* begin *

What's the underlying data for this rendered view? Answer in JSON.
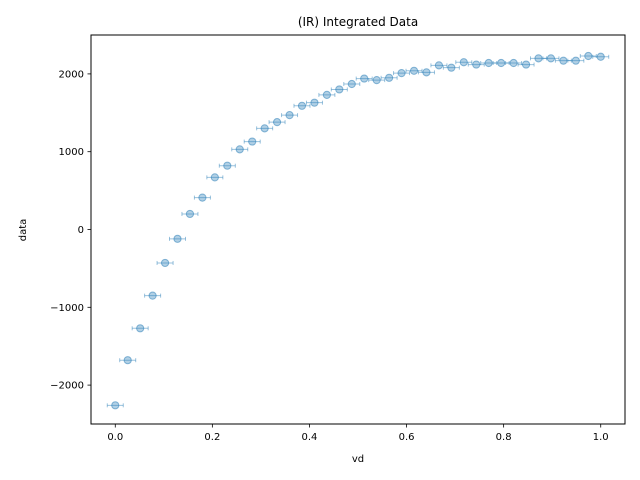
{
  "chart_data": {
    "type": "scatter",
    "title": "(IR) Integrated Data",
    "xlabel": "vd",
    "ylabel": "data",
    "xlim": [
      -0.05,
      1.05
    ],
    "ylim": [
      -2500,
      2500
    ],
    "xticks": [
      0.0,
      0.2,
      0.4,
      0.6,
      0.8,
      1.0
    ],
    "xtick_labels": [
      "0.0",
      "0.2",
      "0.4",
      "0.6",
      "0.8",
      "1.0"
    ],
    "yticks": [
      -2000,
      -1000,
      0,
      1000,
      2000
    ],
    "ytick_labels": [
      "−2000",
      "−1000",
      "0",
      "1000",
      "2000"
    ],
    "grid": false,
    "marker_color": "#1f77b4",
    "error_bars": true,
    "x": [
      0.0,
      0.0256,
      0.0513,
      0.0769,
      0.1026,
      0.1282,
      0.1538,
      0.1795,
      0.2051,
      0.2308,
      0.2564,
      0.2821,
      0.3077,
      0.3333,
      0.359,
      0.3846,
      0.4103,
      0.4359,
      0.4615,
      0.4872,
      0.5128,
      0.5385,
      0.5641,
      0.5897,
      0.6154,
      0.641,
      0.6667,
      0.6923,
      0.7179,
      0.7436,
      0.7692,
      0.7949,
      0.8205,
      0.8462,
      0.8718,
      0.8974,
      0.9231,
      0.9487,
      0.9744,
      1.0
    ],
    "y": [
      -2260,
      -1680,
      -1270,
      -850,
      -430,
      -120,
      200,
      410,
      670,
      820,
      1030,
      1130,
      1300,
      1380,
      1470,
      1590,
      1630,
      1730,
      1800,
      1870,
      1940,
      1920,
      1950,
      2010,
      2040,
      2020,
      2110,
      2080,
      2150,
      2120,
      2140,
      2140,
      2140,
      2120,
      2200,
      2200,
      2170,
      2170,
      2230,
      2220
    ]
  }
}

* end *

Set exercise
Omit every picture, then reproduce the rest of the listing exactly.

Exercise solution
What's the underlying data for this rendered view? Answer in JSON.
{
  "chart_data": {
    "type": "scatter",
    "title": "(IR) Integrated Data",
    "xlabel": "vd",
    "ylabel": "data",
    "xlim": [
      -0.05,
      1.05
    ],
    "ylim": [
      -2500,
      2500
    ],
    "xticks": [
      0.0,
      0.2,
      0.4,
      0.6,
      0.8,
      1.0
    ],
    "xtick_labels": [
      "0.0",
      "0.2",
      "0.4",
      "0.6",
      "0.8",
      "1.0"
    ],
    "yticks": [
      -2000,
      -1000,
      0,
      1000,
      2000
    ],
    "ytick_labels": [
      "−2000",
      "−1000",
      "0",
      "1000",
      "2000"
    ],
    "grid": false,
    "marker_color": "#1f77b4",
    "error_bars": true,
    "x": [
      0.0,
      0.0256,
      0.0513,
      0.0769,
      0.1026,
      0.1282,
      0.1538,
      0.1795,
      0.2051,
      0.2308,
      0.2564,
      0.2821,
      0.3077,
      0.3333,
      0.359,
      0.3846,
      0.4103,
      0.4359,
      0.4615,
      0.4872,
      0.5128,
      0.5385,
      0.5641,
      0.5897,
      0.6154,
      0.641,
      0.6667,
      0.6923,
      0.7179,
      0.7436,
      0.7692,
      0.7949,
      0.8205,
      0.8462,
      0.8718,
      0.8974,
      0.9231,
      0.9487,
      0.9744,
      1.0
    ],
    "y": [
      -2260,
      -1680,
      -1270,
      -850,
      -430,
      -120,
      200,
      410,
      670,
      820,
      1030,
      1130,
      1300,
      1380,
      1470,
      1590,
      1630,
      1730,
      1800,
      1870,
      1940,
      1920,
      1950,
      2010,
      2040,
      2020,
      2110,
      2080,
      2150,
      2120,
      2140,
      2140,
      2140,
      2120,
      2200,
      2200,
      2170,
      2170,
      2230,
      2220
    ]
  }
}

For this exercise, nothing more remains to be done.